#### EXERCISE TASK:
Sift the listing for lines that hold the string "document" and pull them out.

━━ INFORMATION SUPPLIED ━━

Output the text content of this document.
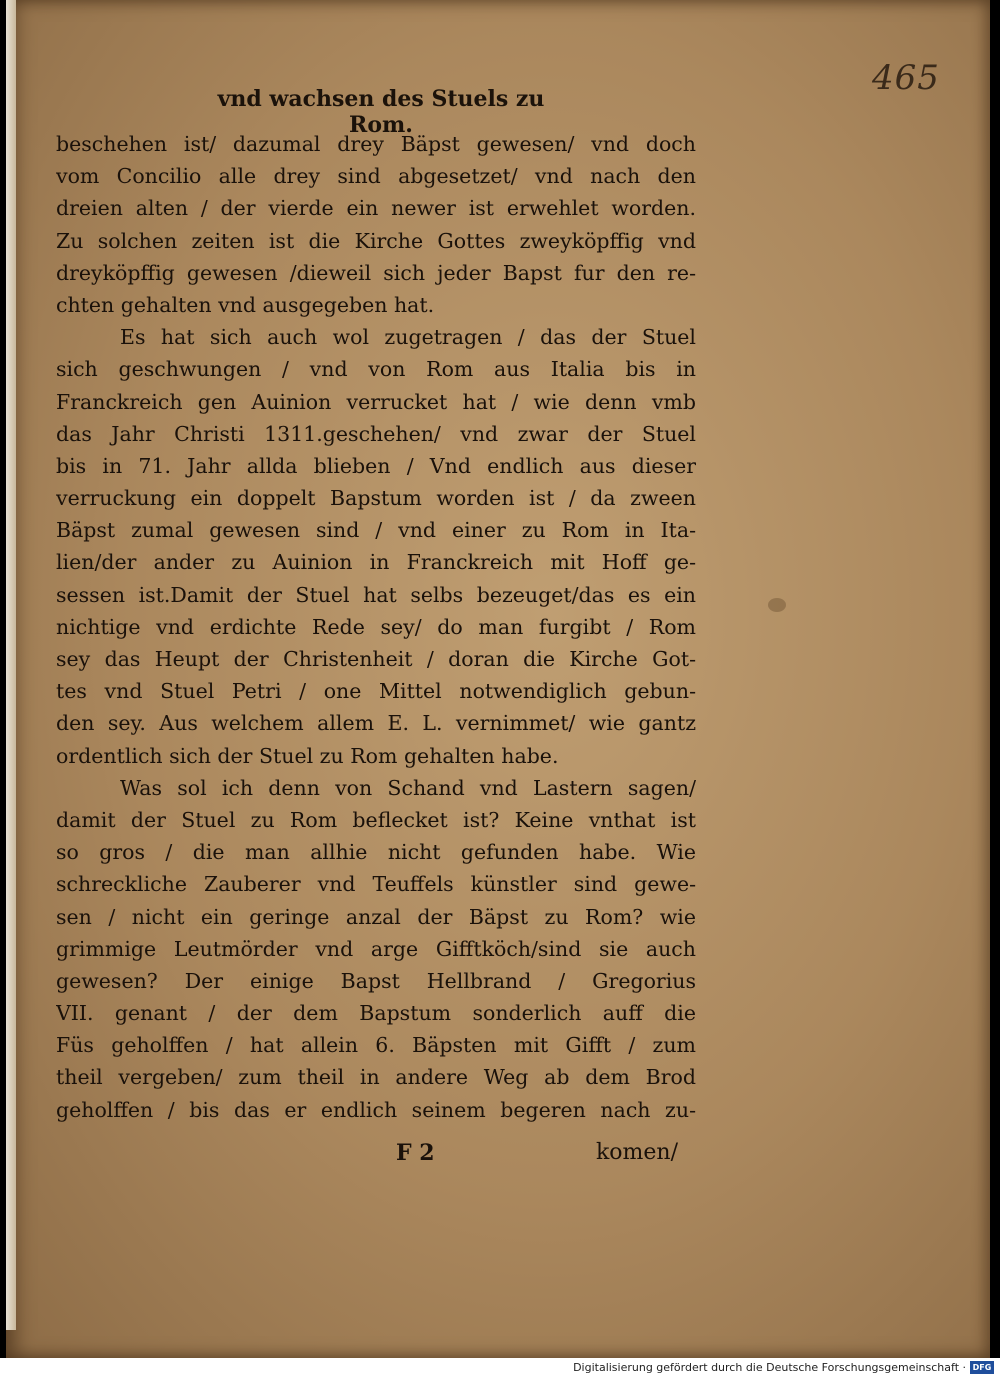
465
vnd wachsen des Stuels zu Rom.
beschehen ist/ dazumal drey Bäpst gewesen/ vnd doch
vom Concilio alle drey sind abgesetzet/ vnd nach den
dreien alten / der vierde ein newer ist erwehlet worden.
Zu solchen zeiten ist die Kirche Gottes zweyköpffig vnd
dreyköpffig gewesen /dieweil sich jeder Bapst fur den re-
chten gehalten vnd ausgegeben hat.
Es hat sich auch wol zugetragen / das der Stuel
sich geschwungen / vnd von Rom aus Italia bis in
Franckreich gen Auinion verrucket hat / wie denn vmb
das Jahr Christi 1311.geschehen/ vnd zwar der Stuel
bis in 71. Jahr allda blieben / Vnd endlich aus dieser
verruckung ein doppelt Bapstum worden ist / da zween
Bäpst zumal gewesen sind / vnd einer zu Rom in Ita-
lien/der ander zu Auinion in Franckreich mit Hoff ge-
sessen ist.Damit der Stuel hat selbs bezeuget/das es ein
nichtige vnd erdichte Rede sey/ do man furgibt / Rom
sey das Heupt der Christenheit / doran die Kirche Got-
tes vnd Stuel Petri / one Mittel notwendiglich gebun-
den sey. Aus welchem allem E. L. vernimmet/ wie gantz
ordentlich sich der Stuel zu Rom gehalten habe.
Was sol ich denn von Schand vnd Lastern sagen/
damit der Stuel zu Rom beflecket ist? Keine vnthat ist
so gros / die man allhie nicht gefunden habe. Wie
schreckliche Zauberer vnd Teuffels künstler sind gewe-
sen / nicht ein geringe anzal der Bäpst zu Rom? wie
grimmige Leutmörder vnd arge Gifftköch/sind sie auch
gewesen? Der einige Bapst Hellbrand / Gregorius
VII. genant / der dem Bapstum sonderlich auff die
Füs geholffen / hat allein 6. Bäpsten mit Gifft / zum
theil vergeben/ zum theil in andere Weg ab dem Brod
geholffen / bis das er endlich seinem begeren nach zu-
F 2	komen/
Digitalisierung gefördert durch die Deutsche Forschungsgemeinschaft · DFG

━━━
━━ INFORMATION SUPPLIED ━━

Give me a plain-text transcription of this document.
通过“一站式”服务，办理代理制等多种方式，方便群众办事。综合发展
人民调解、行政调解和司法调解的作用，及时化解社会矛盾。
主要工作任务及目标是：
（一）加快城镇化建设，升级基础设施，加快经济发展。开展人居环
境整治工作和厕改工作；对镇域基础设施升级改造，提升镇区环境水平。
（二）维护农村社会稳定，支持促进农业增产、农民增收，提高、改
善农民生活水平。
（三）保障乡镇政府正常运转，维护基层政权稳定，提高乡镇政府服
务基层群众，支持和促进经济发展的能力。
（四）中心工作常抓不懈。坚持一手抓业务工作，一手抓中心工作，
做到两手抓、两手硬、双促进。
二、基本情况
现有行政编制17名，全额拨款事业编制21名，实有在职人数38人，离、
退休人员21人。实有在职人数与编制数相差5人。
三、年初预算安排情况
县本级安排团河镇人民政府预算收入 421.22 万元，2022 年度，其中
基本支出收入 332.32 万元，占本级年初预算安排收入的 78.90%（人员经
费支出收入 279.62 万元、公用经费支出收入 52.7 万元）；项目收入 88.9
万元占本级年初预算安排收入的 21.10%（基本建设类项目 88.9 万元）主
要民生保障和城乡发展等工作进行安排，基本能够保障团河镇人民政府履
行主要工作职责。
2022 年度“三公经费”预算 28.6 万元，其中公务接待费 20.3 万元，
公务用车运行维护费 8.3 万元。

━━━

#### ANSWER FOR THIS EXERCISE:
Output the text content of this document.
Give me a plain-text transcription of this document.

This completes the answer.